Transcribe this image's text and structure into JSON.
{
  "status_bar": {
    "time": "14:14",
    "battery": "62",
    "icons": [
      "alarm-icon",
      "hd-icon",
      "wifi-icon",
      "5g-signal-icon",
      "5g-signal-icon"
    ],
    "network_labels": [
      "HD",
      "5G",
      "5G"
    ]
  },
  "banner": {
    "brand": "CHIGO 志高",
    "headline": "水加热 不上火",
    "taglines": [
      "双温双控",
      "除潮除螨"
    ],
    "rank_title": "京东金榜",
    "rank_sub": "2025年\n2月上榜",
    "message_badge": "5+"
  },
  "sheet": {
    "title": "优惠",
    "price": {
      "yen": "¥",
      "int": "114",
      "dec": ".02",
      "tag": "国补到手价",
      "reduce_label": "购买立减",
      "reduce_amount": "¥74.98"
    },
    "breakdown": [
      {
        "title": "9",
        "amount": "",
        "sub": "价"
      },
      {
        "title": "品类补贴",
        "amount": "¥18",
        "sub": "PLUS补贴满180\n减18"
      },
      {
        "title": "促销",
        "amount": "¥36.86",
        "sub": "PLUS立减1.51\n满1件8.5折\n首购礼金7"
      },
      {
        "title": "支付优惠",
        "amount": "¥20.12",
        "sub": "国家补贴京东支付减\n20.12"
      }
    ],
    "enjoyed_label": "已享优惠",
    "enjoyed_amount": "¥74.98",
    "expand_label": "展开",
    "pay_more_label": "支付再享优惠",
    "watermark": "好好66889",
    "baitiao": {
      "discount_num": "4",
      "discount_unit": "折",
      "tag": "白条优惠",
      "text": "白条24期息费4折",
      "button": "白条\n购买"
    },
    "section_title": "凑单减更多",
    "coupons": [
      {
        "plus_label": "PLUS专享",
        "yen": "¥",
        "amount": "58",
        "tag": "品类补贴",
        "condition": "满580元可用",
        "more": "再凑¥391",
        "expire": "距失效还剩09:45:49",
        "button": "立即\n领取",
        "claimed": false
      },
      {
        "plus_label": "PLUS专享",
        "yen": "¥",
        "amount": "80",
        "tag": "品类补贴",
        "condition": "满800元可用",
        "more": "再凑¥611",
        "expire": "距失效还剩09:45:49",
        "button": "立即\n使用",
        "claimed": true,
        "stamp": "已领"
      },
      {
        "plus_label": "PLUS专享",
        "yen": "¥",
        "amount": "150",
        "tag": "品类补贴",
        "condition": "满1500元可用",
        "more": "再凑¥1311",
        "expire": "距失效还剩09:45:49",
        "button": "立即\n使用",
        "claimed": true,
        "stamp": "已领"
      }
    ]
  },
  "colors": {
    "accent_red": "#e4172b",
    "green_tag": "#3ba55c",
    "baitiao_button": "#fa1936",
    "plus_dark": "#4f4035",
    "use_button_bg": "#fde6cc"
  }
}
·····
Return each entry from above without altering a single character.

Solved exercise –
Transcribe this image's text and structure into JSON.
{
  "status_bar": {
    "time": "14:14",
    "battery": "62",
    "icons": [
      "alarm-icon",
      "hd-icon",
      "wifi-icon",
      "5g-signal-icon",
      "5g-signal-icon"
    ],
    "network_labels": [
      "HD",
      "5G",
      "5G"
    ]
  },
  "banner": {
    "brand": "CHIGO 志高",
    "headline": "水加热 不上火",
    "taglines": [
      "双温双控",
      "除潮除螨"
    ],
    "rank_title": "京东金榜",
    "rank_sub": "2025年\n2月上榜",
    "message_badge": "5+"
  },
  "sheet": {
    "title": "优惠",
    "price": {
      "yen": "¥",
      "int": "114",
      "dec": ".02",
      "tag": "国补到手价",
      "reduce_label": "购买立减",
      "reduce_amount": "¥74.98"
    },
    "breakdown": [
      {
        "title": "9",
        "amount": "",
        "sub": "价"
      },
      {
        "title": "品类补贴",
        "amount": "¥18",
        "sub": "PLUS补贴满180\n减18"
      },
      {
        "title": "促销",
        "amount": "¥36.86",
        "sub": "PLUS立减1.51\n满1件8.5折\n首购礼金7"
      },
      {
        "title": "支付优惠",
        "amount": "¥20.12",
        "sub": "国家补贴京东支付减\n20.12"
      }
    ],
    "enjoyed_label": "已享优惠",
    "enjoyed_amount": "¥74.98",
    "expand_label": "展开",
    "pay_more_label": "支付再享优惠",
    "watermark": "好好66889",
    "baitiao": {
      "discount_num": "4",
      "discount_unit": "折",
      "tag": "白条优惠",
      "text": "白条24期息费4折",
      "button": "白条\n购买"
    },
    "section_title": "凑单减更多",
    "coupons": [
      {
        "plus_label": "PLUS专享",
        "yen": "¥",
        "amount": "58",
        "tag": "品类补贴",
        "condition": "满580元可用",
        "more": "再凑¥391",
        "expire": "距失效还剩09:45:49",
        "button": "立即\n领取",
        "claimed": false
      },
      {
        "plus_label": "PLUS专享",
        "yen": "¥",
        "amount": "80",
        "tag": "品类补贴",
        "condition": "满800元可用",
        "more": "再凑¥611",
        "expire": "距失效还剩09:45:49",
        "button": "立即\n使用",
        "claimed": true,
        "stamp": "已领"
      },
      {
        "plus_label": "PLUS专享",
        "yen": "¥",
        "amount": "150",
        "tag": "品类补贴",
        "condition": "满1500元可用",
        "more": "再凑¥1311",
        "expire": "距失效还剩09:45:49",
        "button": "立即\n使用",
        "claimed": true,
        "stamp": "已领"
      }
    ]
  },
  "colors": {
    "accent_red": "#e4172b",
    "green_tag": "#3ba55c",
    "baitiao_button": "#fa1936",
    "plus_dark": "#4f4035",
    "use_button_bg": "#fde6cc"
  }
}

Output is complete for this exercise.